#### What you need to do
Write out the entire listing below exactly, with the pictures left out.

#### Input
━━━━━━

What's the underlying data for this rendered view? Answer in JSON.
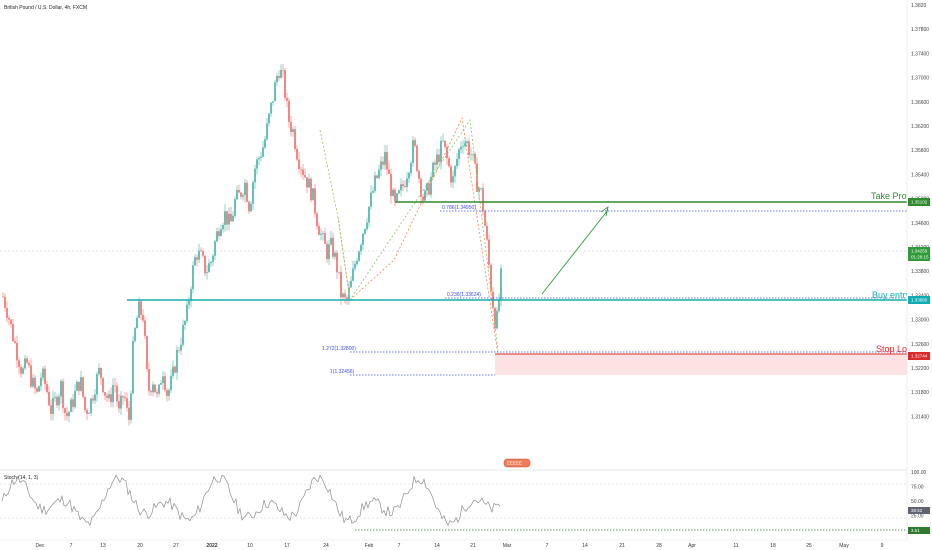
{
  "header": {
    "symbol_title": "British Pound / U.S. Dollar, 4h, FXCM"
  },
  "chart_data": {
    "type": "candlestick",
    "title": "British Pound / U.S. Dollar, 4h, FXCM",
    "y_axis": {
      "ticks": [
        "1.3820",
        "1.37800",
        "1.37400",
        "1.37000",
        "1.36600",
        "1.36200",
        "1.35800",
        "1.35400",
        "1.35000",
        "1.34600",
        "1.34200",
        "1.33800",
        "1.33400",
        "1.33000",
        "1.32600",
        "1.32200",
        "1.31800",
        "1.31400"
      ],
      "ylim": [
        1.312,
        1.384
      ]
    },
    "x_axis": {
      "ticks": [
        "Dec",
        "7",
        "13",
        "20",
        "27",
        "2022",
        "10",
        "17",
        "24",
        "Feb",
        "7",
        "14",
        "21",
        "Mar",
        "7",
        "14",
        "21",
        "28",
        "Apr",
        "11",
        "18",
        "25",
        "May",
        "9"
      ],
      "bold_ticks": [
        "2022"
      ]
    },
    "price_path": [
      [
        1.338,
        1.3355,
        1.332,
        1.329,
        1.326,
        1.3275,
        1.3245,
        1.3225,
        1.326,
        1.3235,
        1.32,
        1.322,
        1.324,
        1.319,
        1.3205,
        1.323,
        1.325,
        1.32
      ],
      [
        1.321,
        1.324,
        1.3265,
        1.3232,
        1.3213,
        1.325,
        1.3195,
        1.323,
        1.318,
        1.331,
        1.336,
        1.335,
        1.323,
        1.325,
        1.3215,
        1.327,
        1.3225,
        1.325
      ],
      [
        1.329,
        1.332,
        1.335,
        1.341,
        1.345,
        1.344,
        1.342,
        1.3435,
        1.347,
        1.35,
        1.351,
        1.349,
        1.353,
        1.354,
        1.356,
        1.352,
        1.358,
        1.36
      ],
      [
        1.362,
        1.366,
        1.37,
        1.374,
        1.372,
        1.366,
        1.364,
        1.36,
        1.358,
        1.356,
        1.354,
        1.35,
        1.347,
        1.345,
        1.346,
        1.343,
        1.338,
        1.337
      ],
      [
        1.34,
        1.344,
        1.347,
        1.35,
        1.353,
        1.356,
        1.358,
        1.36,
        1.356,
        1.352,
        1.354,
        1.356,
        1.359,
        1.362,
        1.357,
        1.353,
        1.355,
        1.358
      ],
      [
        1.36,
        1.362,
        1.359,
        1.356,
        1.36,
        1.363,
        1.362,
        1.36,
        1.356,
        1.354,
        1.347,
        1.339,
        1.333,
        1.341
      ]
    ],
    "current_price": "1.34259",
    "countdown": "01:26:15",
    "levels": [
      {
        "label": "Take Profit",
        "price": "1.35102",
        "color": "#2e8b2e"
      },
      {
        "label": "Buy entry",
        "price": "1.33580",
        "color": "#10aeb4"
      },
      {
        "label": "Stop Loss",
        "price": "1.32744",
        "color": "#d92b2b"
      }
    ],
    "fib_labels": [
      "0.786(1.34950)",
      "0.236(1.33624)",
      "1.272(1.32800)",
      "1(1.32456)"
    ],
    "indicator": {
      "name": "Stoch (14, 1, 3)",
      "ticks": [
        "100.00",
        "75.00",
        "50.00",
        "25.00",
        "0.00"
      ],
      "last_values": [
        "38.52",
        "3.51"
      ]
    },
    "event_badge": "EEEEE"
  },
  "colors": {
    "up": "#26a69a",
    "down": "#ef5350",
    "take_profit": "#2e8b2e",
    "buy_entry": "#10aeb4",
    "stop_loss": "#d92b2b",
    "stop_zone": "#fde2e4",
    "fib": "#3a4fd4",
    "arrow": "#2e9a3a"
  }
}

━━━━━━

#### Task result
What's the underlying data for this rendered view? Answer in JSON.
{
  "header": {
    "symbol_title": "British Pound / U.S. Dollar, 4h, FXCM"
  },
  "chart_data": {
    "type": "candlestick",
    "title": "British Pound / U.S. Dollar, 4h, FXCM",
    "y_axis": {
      "ticks": [
        "1.3820",
        "1.37800",
        "1.37400",
        "1.37000",
        "1.36600",
        "1.36200",
        "1.35800",
        "1.35400",
        "1.35000",
        "1.34600",
        "1.34200",
        "1.33800",
        "1.33400",
        "1.33000",
        "1.32600",
        "1.32200",
        "1.31800",
        "1.31400"
      ],
      "ylim": [
        1.312,
        1.384
      ]
    },
    "x_axis": {
      "ticks": [
        "Dec",
        "7",
        "13",
        "20",
        "27",
        "2022",
        "10",
        "17",
        "24",
        "Feb",
        "7",
        "14",
        "21",
        "Mar",
        "7",
        "14",
        "21",
        "28",
        "Apr",
        "11",
        "18",
        "25",
        "May",
        "9"
      ],
      "bold_ticks": [
        "2022"
      ]
    },
    "price_path": [
      [
        1.338,
        1.3355,
        1.332,
        1.329,
        1.326,
        1.3275,
        1.3245,
        1.3225,
        1.326,
        1.3235,
        1.32,
        1.322,
        1.324,
        1.319,
        1.3205,
        1.323,
        1.325,
        1.32
      ],
      [
        1.321,
        1.324,
        1.3265,
        1.3232,
        1.3213,
        1.325,
        1.3195,
        1.323,
        1.318,
        1.331,
        1.336,
        1.335,
        1.323,
        1.325,
        1.3215,
        1.327,
        1.3225,
        1.325
      ],
      [
        1.329,
        1.332,
        1.335,
        1.341,
        1.345,
        1.344,
        1.342,
        1.3435,
        1.347,
        1.35,
        1.351,
        1.349,
        1.353,
        1.354,
        1.356,
        1.352,
        1.358,
        1.36
      ],
      [
        1.362,
        1.366,
        1.37,
        1.374,
        1.372,
        1.366,
        1.364,
        1.36,
        1.358,
        1.356,
        1.354,
        1.35,
        1.347,
        1.345,
        1.346,
        1.343,
        1.338,
        1.337
      ],
      [
        1.34,
        1.344,
        1.347,
        1.35,
        1.353,
        1.356,
        1.358,
        1.36,
        1.356,
        1.352,
        1.354,
        1.356,
        1.359,
        1.362,
        1.357,
        1.353,
        1.355,
        1.358
      ],
      [
        1.36,
        1.362,
        1.359,
        1.356,
        1.36,
        1.363,
        1.362,
        1.36,
        1.356,
        1.354,
        1.347,
        1.339,
        1.333,
        1.341
      ]
    ],
    "current_price": "1.34259",
    "countdown": "01:26:15",
    "levels": [
      {
        "label": "Take Profit",
        "price": "1.35102",
        "color": "#2e8b2e"
      },
      {
        "label": "Buy entry",
        "price": "1.33580",
        "color": "#10aeb4"
      },
      {
        "label": "Stop Loss",
        "price": "1.32744",
        "color": "#d92b2b"
      }
    ],
    "fib_labels": [
      "0.786(1.34950)",
      "0.236(1.33624)",
      "1.272(1.32800)",
      "1(1.32456)"
    ],
    "indicator": {
      "name": "Stoch (14, 1, 3)",
      "ticks": [
        "100.00",
        "75.00",
        "50.00",
        "25.00",
        "0.00"
      ],
      "last_values": [
        "38.52",
        "3.51"
      ]
    },
    "event_badge": "EEEEE"
  },
  "colors": {
    "up": "#26a69a",
    "down": "#ef5350",
    "take_profit": "#2e8b2e",
    "buy_entry": "#10aeb4",
    "stop_loss": "#d92b2b",
    "stop_zone": "#fde2e4",
    "fib": "#3a4fd4",
    "arrow": "#2e9a3a"
  }
}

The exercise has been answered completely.